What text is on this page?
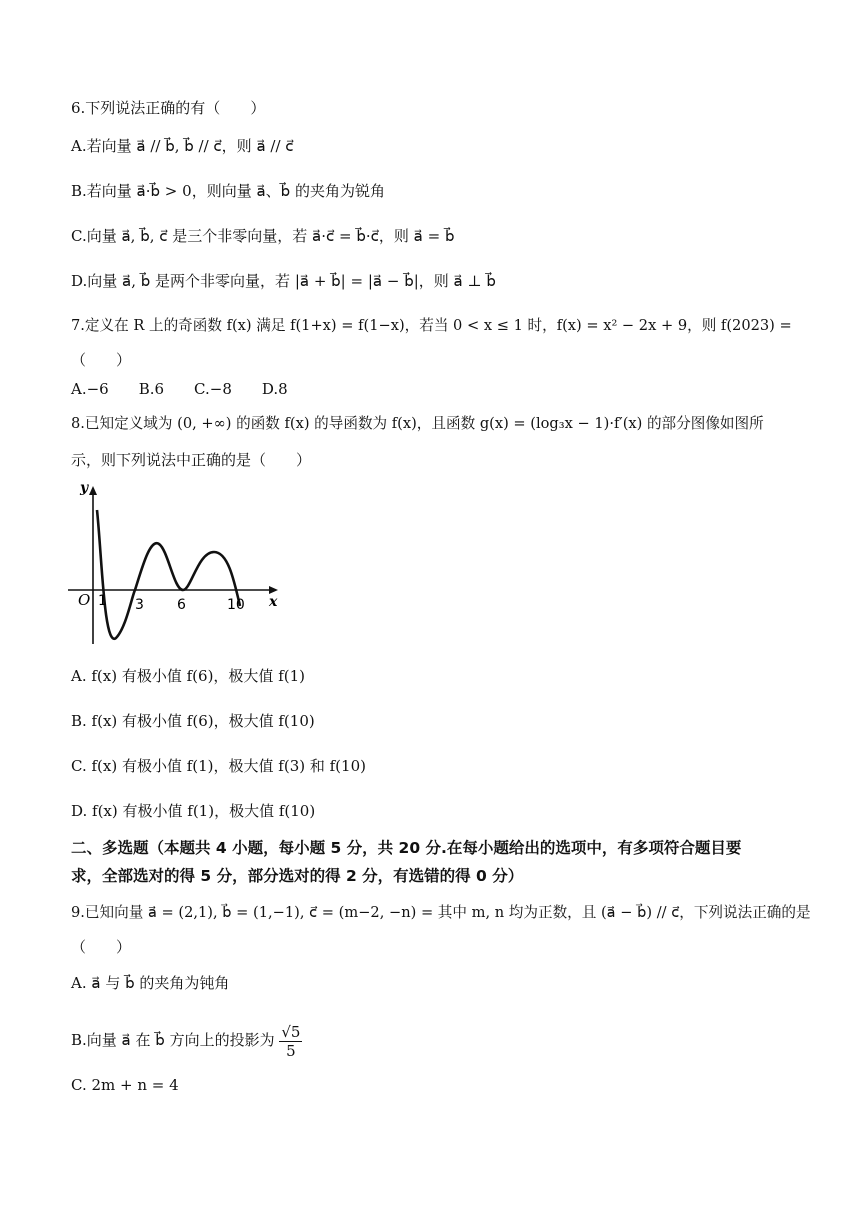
6.下列说法正确的有（　　）
A.若向量 a⃗ // b⃗, b⃗ // c⃗，则 a⃗ // c⃗
B.若向量 a⃗·b⃗ > 0，则向量 a⃗、b⃗ 的夹角为锐角
C.向量 a⃗, b⃗, c⃗ 是三个非零向量，若 a⃗·c⃗ = b⃗·c⃗，则 a⃗ = b⃗
D.向量 a⃗, b⃗ 是两个非零向量，若 |a⃗ + b⃗| = |a⃗ − b⃗|，则 a⃗ ⊥ b⃗
7.定义在 R 上的奇函数 f(x) 满足 f(1+x) = f(1−x)，若当 0 < x ≤ 1 时，f(x) = x² − 2x + 9，则 f(2023) =
（　　）
A.−6　　B.6　　C.−8　　D.8
8.已知定义域为 (0, +∞) 的函数 f(x) 的导函数为 f(x)，且函数 g(x) = (log₃x − 1)·f′(x) 的部分图像如图所
示，则下列说法中正确的是（　　）
y
x
O 1 3 6	10
A. f(x) 有极小值 f(6)，极大值 f(1)
B. f(x) 有极小值 f(6)，极大值 f(10)
C. f(x) 有极小值 f(1)，极大值 f(3) 和 f(10)
D. f(x) 有极小值 f(1)，极大值 f(10)
二、多选题（本题共 4 小题，每小题 5 分，共 20 分.在每小题给出的选项中，有多项符合题目要
求，全部选对的得 5 分，部分选对的得 2 分，有选错的得 0 分）
9.已知向量 a⃗ = (2,1), b⃗ = (1,−1), c⃗ = (m−2, −n) = 其中 m, n 均为正数，且 (a⃗ − b⃗) // c⃗，下列说法正确的是
（　　）
A. a⃗ 与 b⃗ 的夹角为钝角
B.向量 a⃗ 在 b⃗ 方向上的投影为 $\frac{√5}{5}$
C. 2m + n = 4
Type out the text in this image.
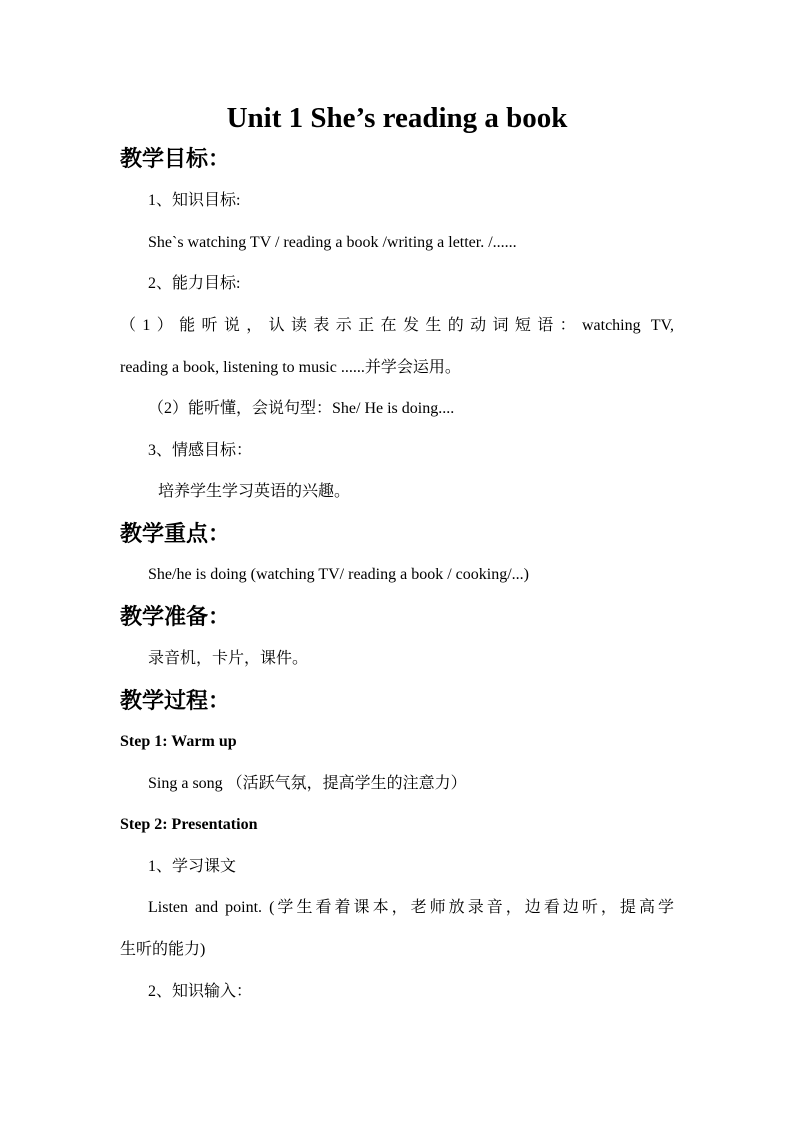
Unit 1 She’s reading a book
教学目标：
1、知识目标:
She`s watching TV / reading a book /writing a letter. /......
2、能力目标:
（1）能听说，认读表示正在发生的动词短语：watching TV,
reading a book, listening to music ......并学会运用。
（2）能听懂，会说句型：She/ He is doing....
3、情感目标：
培养学生学习英语的兴趣。
教学重点：
She/he is doing (watching TV/ reading a book / cooking/...)
教学准备：
录音机，卡片，课件。
教学过程：
Step 1: Warm up
Sing a song （活跃气氛，提高学生的注意力）
Step 2: Presentation
1、学习课文
Listen and point. (学生看着课本，老师放录音，边看边听，提高学
生听的能力)
2、知识输入：
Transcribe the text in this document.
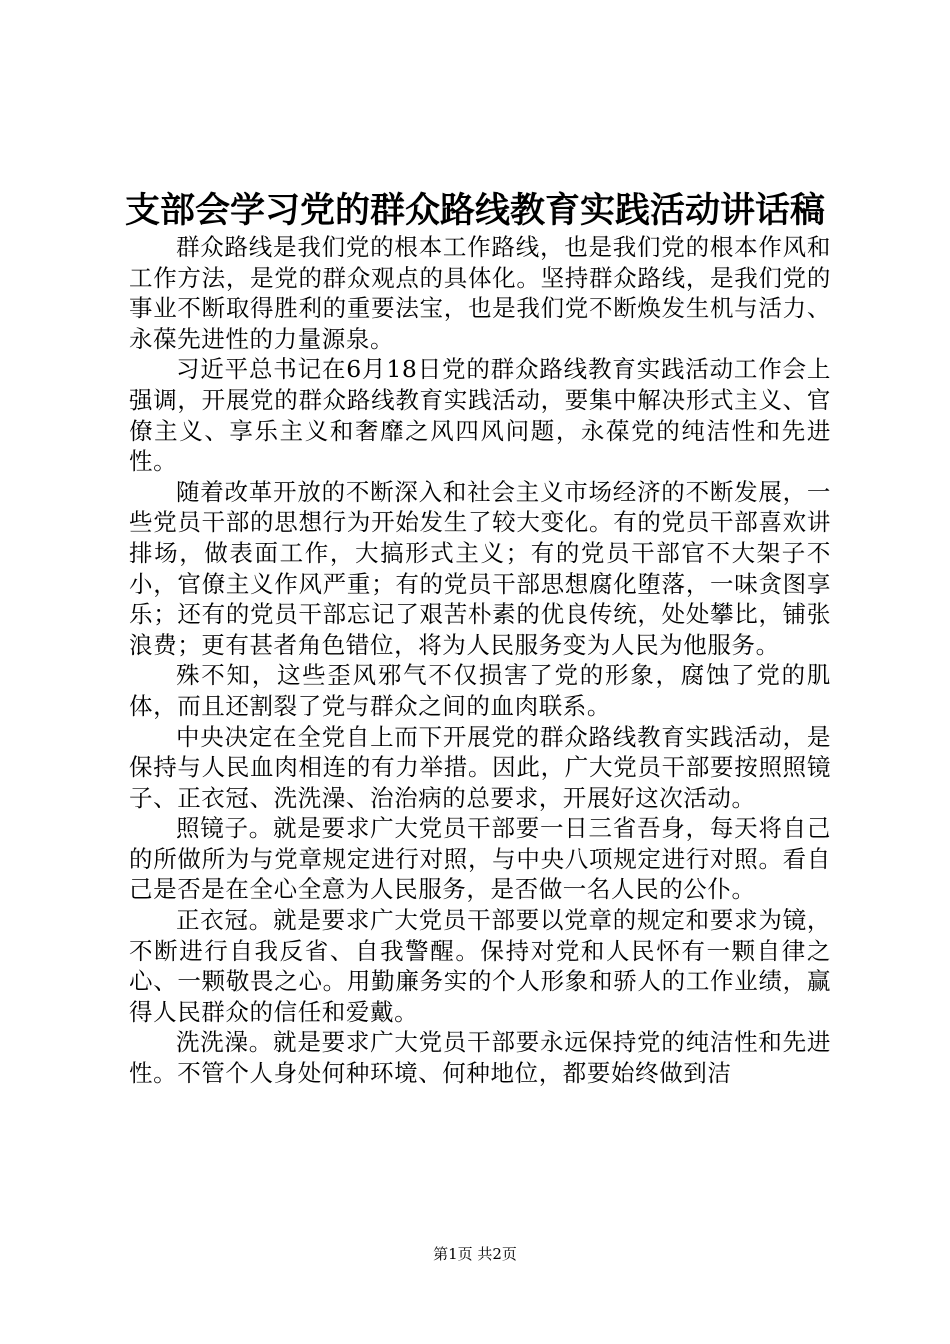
支部会学习党的群众路线教育实践活动讲话稿

群众路线是我们党的根本工作路线，也是我们党的根本作风和工作方法，是党的群众观点的具体化。坚持群众路线，是我们党的事业不断取得胜利的重要法宝，也是我们党不断焕发生机与活力、永葆先进性的力量源泉。

习近平总书记在6月18日党的群众路线教育实践活动工作会上强调，开展党的群众路线教育实践活动，要集中解决形式主义、官僚主义、享乐主义和奢靡之风四风问题，永葆党的纯洁性和先进性。

随着改革开放的不断深入和社会主义市场经济的不断发展，一些党员干部的思想行为开始发生了较大变化。有的党员干部喜欢讲排场，做表面工作，大搞形式主义；有的党员干部官不大架子不小，官僚主义作风严重；有的党员干部思想腐化堕落，一味贪图享乐；还有的党员干部忘记了艰苦朴素的优良传统，处处攀比，铺张浪费；更有甚者角色错位，将为人民服务变为人民为他服务。

殊不知，这些歪风邪气不仅损害了党的形象，腐蚀了党的肌体，而且还割裂了党与群众之间的血肉联系。

中央决定在全党自上而下开展党的群众路线教育实践活动，是保持与人民血肉相连的有力举措。因此，广大党员干部要按照照镜子、正衣冠、洗洗澡、治治病的总要求，开展好这次活动。

照镜子。就是要求广大党员干部要一日三省吾身，每天将自己的所做所为与党章规定进行对照，与中央八项规定进行对照。看自己是否是在全心全意为人民服务，是否做一名人民的公仆。

正衣冠。就是要求广大党员干部要以党章的规定和要求为镜，不断进行自我反省、自我警醒。保持对党和人民怀有一颗自律之心、一颗敬畏之心。用勤廉务实的个人形象和骄人的工作业绩，赢得人民群众的信任和爱戴。

洗洗澡。就是要求广大党员干部要永远保持党的纯洁性和先进性。不管个人身处何种环境、何种地位，都要始终做到洁

第1页 共2页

### Task details
Copy each line of the listing that includes "有极小值".

### Exercise solution
A. f(x) 有极小值 f(6)，极大值 f(1)
B. f(x) 有极小值 f(6)，极大值 f(10)
C. f(x) 有极小值 f(1)，极大值 f(3) 和 f(10)
D. f(x) 有极小值 f(1)，极大值 f(10)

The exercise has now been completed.